A Night at the Fights

It is perhaps the world's oldest sport. Two warriors face off in a test of strength and stamina. The Moscow Times looks at the newest variant on an ancient art.

Story by Chloe Arnold.

Photos by Huub Golsteijn

It promised to be an evening of light entertainment. According to a spokesman at the Russian Boxing Federation, this branch of the sport is becoming increasingly popular, particularly among 15- to 25-year-olds. Music, beer, a little sport -- what better way to spend a relaxing Sunday evening in Moscow?

Upstairs, the maintenance men are knocking the ringside posts into their slots. The referee stubs out his cigarette and taps his microphone. In the cramped dressing room downstairs, the team goes through their practice routine a final time.

"OK girls. We're almost ready to go," shouts their trainer. "And remember, give it all you've got."

Once a month, Masha, Dasha, Inga, Oksana, Ira, Katya, Sveta and Lena put away their books, slip on their gloves and head down to the Sports Bar on Novy Arbat for the only all-female boxing competition in the capital.

"I do it for self-defense," says Lena, adjusting her emerald G-string. "It's a really good way of keeping fit."

*WORK TO DO*
**a)** Recast the listing lines as a numbered list, starting at the line that contains "List each element" and ending at the line that contains "like-button[interactable]: 10 xyxy=(573,654,685,708)", both included, with blank lines left out.
**b)** Continue the story about the women's boxing night in Moscow from its last sentence.

*RECORDS TO PROCESS*
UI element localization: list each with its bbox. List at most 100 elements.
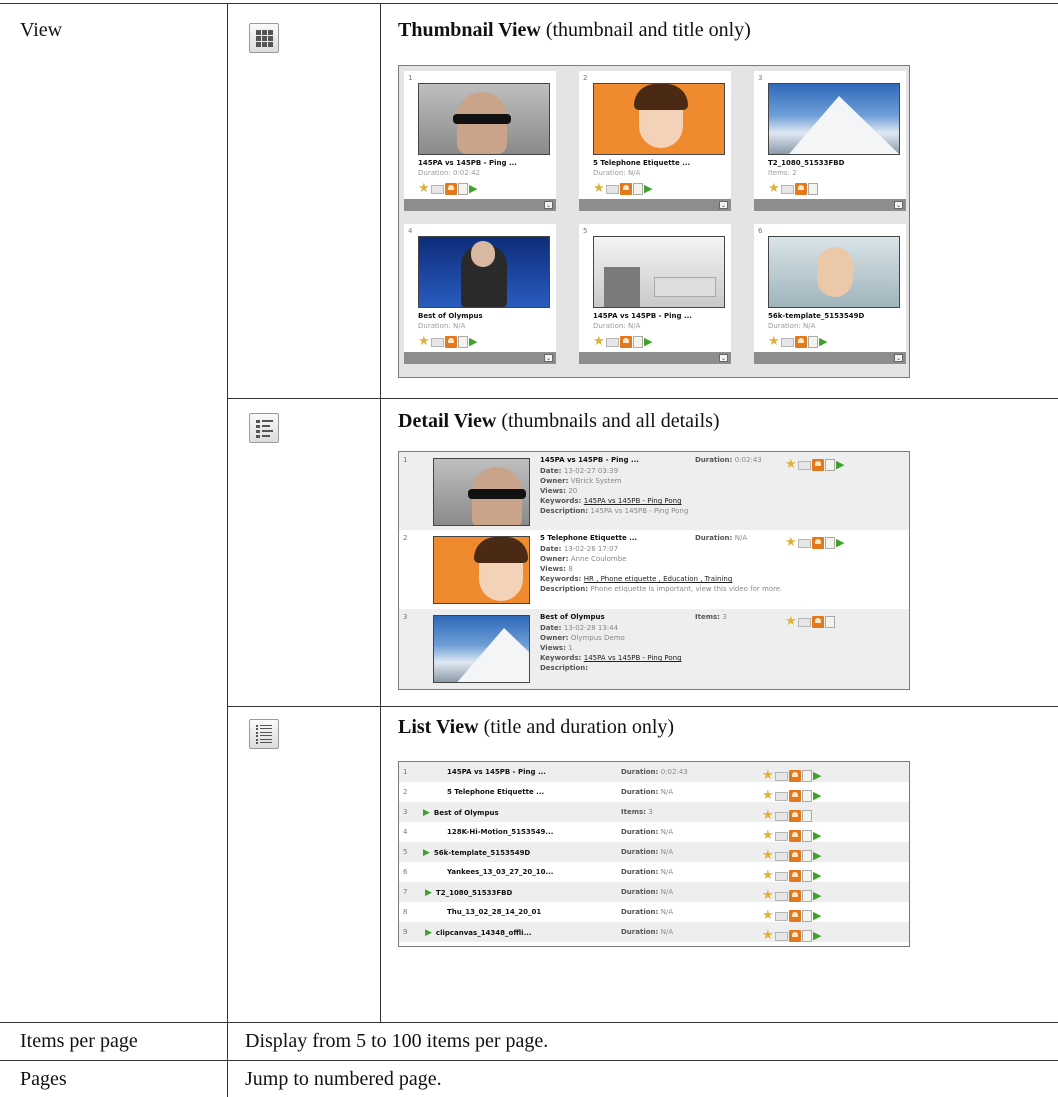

---

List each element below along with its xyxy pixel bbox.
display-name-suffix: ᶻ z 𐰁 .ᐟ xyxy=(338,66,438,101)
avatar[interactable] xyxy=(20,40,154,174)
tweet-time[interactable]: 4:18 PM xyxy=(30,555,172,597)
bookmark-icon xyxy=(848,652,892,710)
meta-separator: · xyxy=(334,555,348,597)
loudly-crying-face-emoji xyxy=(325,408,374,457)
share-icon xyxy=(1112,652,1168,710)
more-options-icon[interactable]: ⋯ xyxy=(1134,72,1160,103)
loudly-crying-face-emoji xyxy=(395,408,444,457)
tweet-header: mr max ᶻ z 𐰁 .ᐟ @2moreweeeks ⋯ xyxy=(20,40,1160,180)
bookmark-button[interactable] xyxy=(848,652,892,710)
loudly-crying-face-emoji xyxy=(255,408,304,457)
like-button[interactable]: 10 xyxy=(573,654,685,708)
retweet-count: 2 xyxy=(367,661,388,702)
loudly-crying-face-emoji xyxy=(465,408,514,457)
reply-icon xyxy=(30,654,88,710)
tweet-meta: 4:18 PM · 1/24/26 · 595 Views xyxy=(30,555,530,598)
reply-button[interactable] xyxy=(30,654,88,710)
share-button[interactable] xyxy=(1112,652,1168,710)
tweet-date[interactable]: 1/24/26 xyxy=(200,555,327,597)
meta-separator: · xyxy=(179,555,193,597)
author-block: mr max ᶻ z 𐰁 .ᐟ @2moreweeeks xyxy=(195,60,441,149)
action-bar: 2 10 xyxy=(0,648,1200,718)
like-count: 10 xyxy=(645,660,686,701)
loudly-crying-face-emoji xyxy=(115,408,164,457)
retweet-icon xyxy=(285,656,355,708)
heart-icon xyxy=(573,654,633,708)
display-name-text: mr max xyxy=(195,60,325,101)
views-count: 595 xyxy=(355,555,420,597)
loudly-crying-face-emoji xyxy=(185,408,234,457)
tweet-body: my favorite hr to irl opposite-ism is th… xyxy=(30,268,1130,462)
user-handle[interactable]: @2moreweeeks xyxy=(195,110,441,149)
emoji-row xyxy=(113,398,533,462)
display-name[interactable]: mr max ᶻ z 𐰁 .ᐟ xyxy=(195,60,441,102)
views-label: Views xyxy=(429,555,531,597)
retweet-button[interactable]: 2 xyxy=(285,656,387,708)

*ANSWERS PROVIDED*
**a)**
1. List each element below along with its xyxy pixel bbox.
2. display-name-suffix: ᶻ z 𐰁 .ᐟ xyxy=(338,66,438,101)
3. avatar[interactable] xyxy=(20,40,154,174)
4. tweet-time[interactable]: 4:18 PM xyxy=(30,555,172,597)
5. bookmark-icon xyxy=(848,652,892,710)
6. meta-separator: · xyxy=(334,555,348,597)
7. loudly-crying-face-emoji xyxy=(325,408,374,457)
8. share-icon xyxy=(1112,652,1168,710)
9. more-options-icon[interactable]: ⋯ xyxy=(1134,72,1160,103)
10. loudly-crying-face-emoji xyxy=(395,408,444,457)
11. tweet-header: mr max ᶻ z 𐰁 .ᐟ @2moreweeeks ⋯ xyxy=(20,40,1160,180)
12. bookmark-button[interactable] xyxy=(848,652,892,710)
13. loudly-crying-face-emoji xyxy=(255,408,304,457)
14. like-button[interactable]: 10 xyxy=(573,654,685,708)

**b)**
Behind her, Masha and Dasha, both 15, are fixing their eye shadow, and Oksana, who studies nuclear physics at the Institute of Energy, is squeezing her ample bust into a shred of sequined lycra.

"Please don't talk to the girls," says their trainer. "They need to concentrate before the match."

Sasha, 33, is tall and scraggy, with arms that seem to reach as far as his knees. His lank hair is pulled back from his pockmarked face with an elastic band.

Meanwhile, there has been a slight hitch because the DJ has not arrived. The girls lounge on the rows of empty beer kegs that line the basement walls, ignoring a pool of vomit in the corner. Sasha paces the corridor, cursing into his mobile phone.

"I told him 10 o'clock," he hisses. "What about the audience? Have we got many? They're not fighting unless the room is packed."

Forty minutes later, the girls are still there.

"Sasha says we shouldn't fight to half a crowd, because we don't get as much encouragement," Inga says. When she isn't in the ring, she studies aerobics and boxing at the Physical Training Institute. Masha and Dasha have stopped performing the Heimlich maneuver on each other, and are now fighting to stay awake. They have school in the morning.

At 11 o'clock, Sasha makes a decision. He picks his nose with a long, bony finger, drags it along the clammy wall behind him and calls the girls to attention.

"Right, we're on," he shouts, and the girls follow him up a spiral staircase for the showdown.

Hans Klepper, a service manager at Trane Air Conditioning, is talking shop with a client at the bar. Behind him, Masha and Dasha are already into their fourth round, but Klepper is more interestedin his pint.

"That's not real boxing," Klepper says. He should know. Twelve years ago, he was a boxer in Amsterdam. "In any case, women shouldn't box. I love women. They shouldn't hurt each other."

Interest in the match is flagging. As the Hungarian businessman and his Belgian colleague leave the ringside, Sasha frowns.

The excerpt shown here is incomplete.